- DATA ENTRIES
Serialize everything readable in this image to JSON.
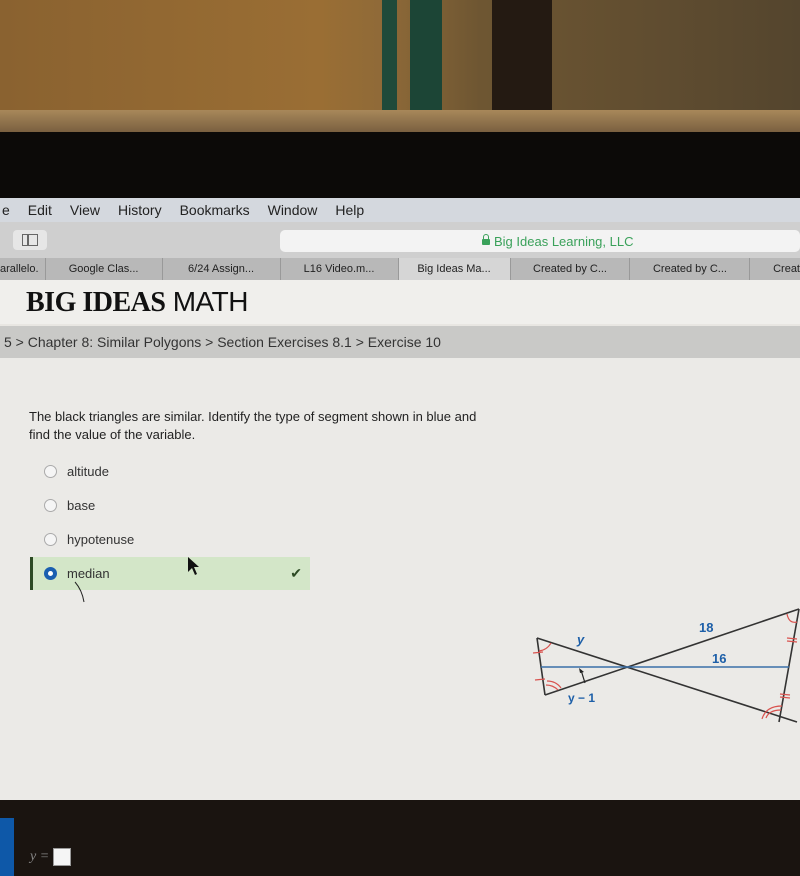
{
  "menubar": {
    "items": [
      "e",
      "Edit",
      "View",
      "History",
      "Bookmarks",
      "Window",
      "Help"
    ]
  },
  "toolbar": {
    "address_text": "Big Ideas Learning, LLC"
  },
  "tabs": [
    {
      "label": "arallelo."
    },
    {
      "label": "Google Clas..."
    },
    {
      "label": "6/24 Assign..."
    },
    {
      "label": "L16 Video.m..."
    },
    {
      "label": "Big Ideas Ma...",
      "active": true
    },
    {
      "label": "Created by C..."
    },
    {
      "label": "Created by C..."
    },
    {
      "label": "Creat"
    }
  ],
  "header": {
    "logo_bold": "BIG IDEAS",
    "logo_thin": " MATH"
  },
  "breadcrumb": "5 > Chapter 8: Similar Polygons > Section Exercises 8.1 > Exercise 10",
  "question": {
    "text": "The black triangles are similar. Identify the type of segment shown in blue and find the value of the variable.",
    "options": [
      {
        "label": "altitude",
        "selected": false
      },
      {
        "label": "base",
        "selected": false
      },
      {
        "label": "hypotenuse",
        "selected": false
      },
      {
        "label": "median",
        "selected": true,
        "correct": true
      }
    ],
    "answer_label": "y =",
    "answer_value": ""
  },
  "figure": {
    "labels": {
      "top_left": "y",
      "bottom_left": "y − 1",
      "top_right": "18",
      "blue_right": "16"
    },
    "colors": {
      "lines": "#333333",
      "segment": "#3a6fa8",
      "marks": "#d9534f",
      "label": "#1d5fa8"
    }
  },
  "colors": {
    "selected_bg": "#d3e6c8",
    "selected_bar": "#2c4a24",
    "radio_selected": "#1a5fb0",
    "secure_green": "#3aa15a"
  }
}
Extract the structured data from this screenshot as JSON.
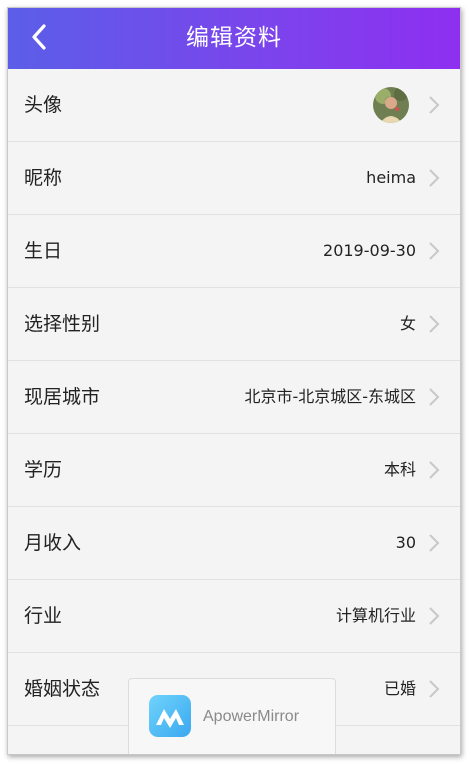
{
  "header": {
    "title": "编辑资料",
    "back_icon": "chevron-left-icon",
    "gradient_colors": [
      "#5b5ee8",
      "#8e2ff0"
    ]
  },
  "rows": [
    {
      "label": "头像",
      "value": "",
      "type": "avatar"
    },
    {
      "label": "昵称",
      "value": "heima"
    },
    {
      "label": "生日",
      "value": "2019-09-30"
    },
    {
      "label": "选择性别",
      "value": "女"
    },
    {
      "label": "现居城市",
      "value": "北京市-北京城区-东城区"
    },
    {
      "label": "学历",
      "value": "本科"
    },
    {
      "label": "月收入",
      "value": "30"
    },
    {
      "label": "行业",
      "value": "计算机行业"
    },
    {
      "label": "婚姻状态",
      "value": "已婚"
    }
  ],
  "watermark": {
    "text": "ApowerMirror",
    "logo_color": "#4fc3f7"
  }
}
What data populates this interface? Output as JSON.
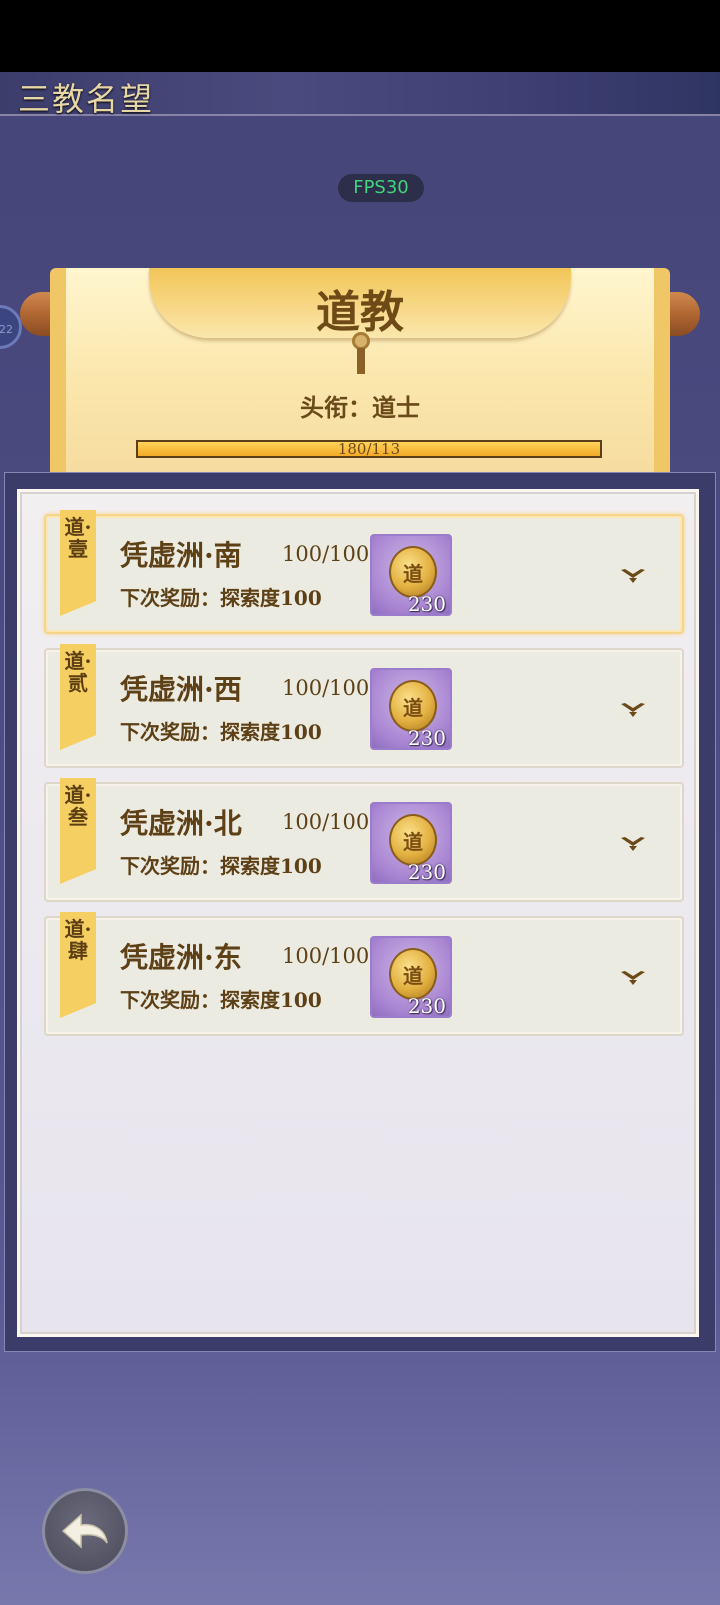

- WHAT YOU HAVE TO DO
Make an exact copy of only those lines that run from the line with "Extract the structured" through the end of the records, excluding pictures.

- RESPONSE FOR THIS EXERCISE
Extract the structured data from this screenshot as JSON.
{
  "header": {
    "title": "编辑资料",
    "back_icon": "chevron-left-icon",
    "gradient_colors": [
      "#5b5ee8",
      "#8e2ff0"
    ]
  },
  "rows": [
    {
      "label": "头像",
      "value": "",
      "type": "avatar"
    },
    {
      "label": "昵称",
      "value": "heima"
    },
    {
      "label": "生日",
      "value": "2019-09-30"
    },
    {
      "label": "选择性别",
      "value": "女"
    },
    {
      "label": "现居城市",
      "value": "北京市-北京城区-东城区"
    },
    {
      "label": "学历",
      "value": "本科"
    },
    {
      "label": "月收入",
      "value": "30"
    },
    {
      "label": "行业",
      "value": "计算机行业"
    },
    {
      "label": "婚姻状态",
      "value": "已婚"
    }
  ],
  "watermark": {
    "text": "ApowerMirror",
    "logo_color": "#4fc3f7"
  }
}
What data populates this interface? Output as JSON.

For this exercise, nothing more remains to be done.